● Requirement
Repeat each line exactly, leaving nothing out.

+-------+

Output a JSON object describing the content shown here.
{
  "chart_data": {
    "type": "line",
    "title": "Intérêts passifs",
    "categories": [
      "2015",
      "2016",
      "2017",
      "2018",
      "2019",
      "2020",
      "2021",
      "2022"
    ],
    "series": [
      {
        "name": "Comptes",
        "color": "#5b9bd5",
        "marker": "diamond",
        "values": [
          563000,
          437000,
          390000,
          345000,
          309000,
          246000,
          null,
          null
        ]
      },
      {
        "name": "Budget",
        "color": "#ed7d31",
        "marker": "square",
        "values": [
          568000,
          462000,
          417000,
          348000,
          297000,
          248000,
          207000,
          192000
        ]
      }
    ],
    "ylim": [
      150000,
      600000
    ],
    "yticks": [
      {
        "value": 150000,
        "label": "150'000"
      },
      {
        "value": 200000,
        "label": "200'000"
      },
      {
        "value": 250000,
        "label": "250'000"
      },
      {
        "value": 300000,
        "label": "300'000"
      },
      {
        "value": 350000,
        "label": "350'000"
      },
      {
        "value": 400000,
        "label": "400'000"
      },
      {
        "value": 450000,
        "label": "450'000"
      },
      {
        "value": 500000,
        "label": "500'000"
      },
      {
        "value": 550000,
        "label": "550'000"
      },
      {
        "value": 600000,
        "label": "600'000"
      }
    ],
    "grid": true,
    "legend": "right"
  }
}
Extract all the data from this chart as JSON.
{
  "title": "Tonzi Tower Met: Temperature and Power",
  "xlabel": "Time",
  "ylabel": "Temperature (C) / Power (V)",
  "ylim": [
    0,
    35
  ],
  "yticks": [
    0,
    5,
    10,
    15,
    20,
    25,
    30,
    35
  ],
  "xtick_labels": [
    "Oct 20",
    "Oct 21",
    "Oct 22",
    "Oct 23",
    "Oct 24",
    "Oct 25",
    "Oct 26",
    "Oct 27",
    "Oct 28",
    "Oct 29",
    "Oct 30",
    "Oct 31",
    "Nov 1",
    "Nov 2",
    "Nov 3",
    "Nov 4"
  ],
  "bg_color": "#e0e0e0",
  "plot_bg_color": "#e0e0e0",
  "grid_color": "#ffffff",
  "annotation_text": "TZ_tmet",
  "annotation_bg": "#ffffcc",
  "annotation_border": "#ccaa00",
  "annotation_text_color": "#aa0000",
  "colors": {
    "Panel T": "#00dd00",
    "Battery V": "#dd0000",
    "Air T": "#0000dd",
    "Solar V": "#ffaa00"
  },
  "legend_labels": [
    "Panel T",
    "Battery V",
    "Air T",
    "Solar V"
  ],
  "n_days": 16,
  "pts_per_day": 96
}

+-------+

● Answer to this problem
Output a JSON object describing the content shown here.
{
  "chart_data": {
    "type": "line",
    "title": "Intérêts passifs",
    "categories": [
      "2015",
      "2016",
      "2017",
      "2018",
      "2019",
      "2020",
      "2021",
      "2022"
    ],
    "series": [
      {
        "name": "Comptes",
        "color": "#5b9bd5",
        "marker": "diamond",
        "values": [
          563000,
          437000,
          390000,
          345000,
          309000,
          246000,
          null,
          null
        ]
      },
      {
        "name": "Budget",
        "color": "#ed7d31",
        "marker": "square",
        "values": [
          568000,
          462000,
          417000,
          348000,
          297000,
          248000,
          207000,
          192000
        ]
      }
    ],
    "ylim": [
      150000,
      600000
    ],
    "yticks": [
      {
        "value": 150000,
        "label": "150'000"
      },
      {
        "value": 200000,
        "label": "200'000"
      },
      {
        "value": 250000,
        "label": "250'000"
      },
      {
        "value": 300000,
        "label": "300'000"
      },
      {
        "value": 350000,
        "label": "350'000"
      },
      {
        "value": 400000,
        "label": "400'000"
      },
      {
        "value": 450000,
        "label": "450'000"
      },
      {
        "value": 500000,
        "label": "500'000"
      },
      {
        "value": 550000,
        "label": "550'000"
      },
      {
        "value": 600000,
        "label": "600'000"
      }
    ],
    "grid": true,
    "legend": "right"
  }
}
Extract all the data from this chart as JSON.
{
  "title": "Tonzi Tower Met: Temperature and Power",
  "xlabel": "Time",
  "ylabel": "Temperature (C) / Power (V)",
  "ylim": [
    0,
    35
  ],
  "yticks": [
    0,
    5,
    10,
    15,
    20,
    25,
    30,
    35
  ],
  "xtick_labels": [
    "Oct 20",
    "Oct 21",
    "Oct 22",
    "Oct 23",
    "Oct 24",
    "Oct 25",
    "Oct 26",
    "Oct 27",
    "Oct 28",
    "Oct 29",
    "Oct 30",
    "Oct 31",
    "Nov 1",
    "Nov 2",
    "Nov 3",
    "Nov 4"
  ],
  "bg_color": "#e0e0e0",
  "plot_bg_color": "#e0e0e0",
  "grid_color": "#ffffff",
  "annotation_text": "TZ_tmet",
  "annotation_bg": "#ffffcc",
  "annotation_border": "#ccaa00",
  "annotation_text_color": "#aa0000",
  "colors": {
    "Panel T": "#00dd00",
    "Battery V": "#dd0000",
    "Air T": "#0000dd",
    "Solar V": "#ffaa00"
  },
  "legend_labels": [
    "Panel T",
    "Battery V",
    "Air T",
    "Solar V"
  ],
  "n_days": 16,
  "pts_per_day": 96
}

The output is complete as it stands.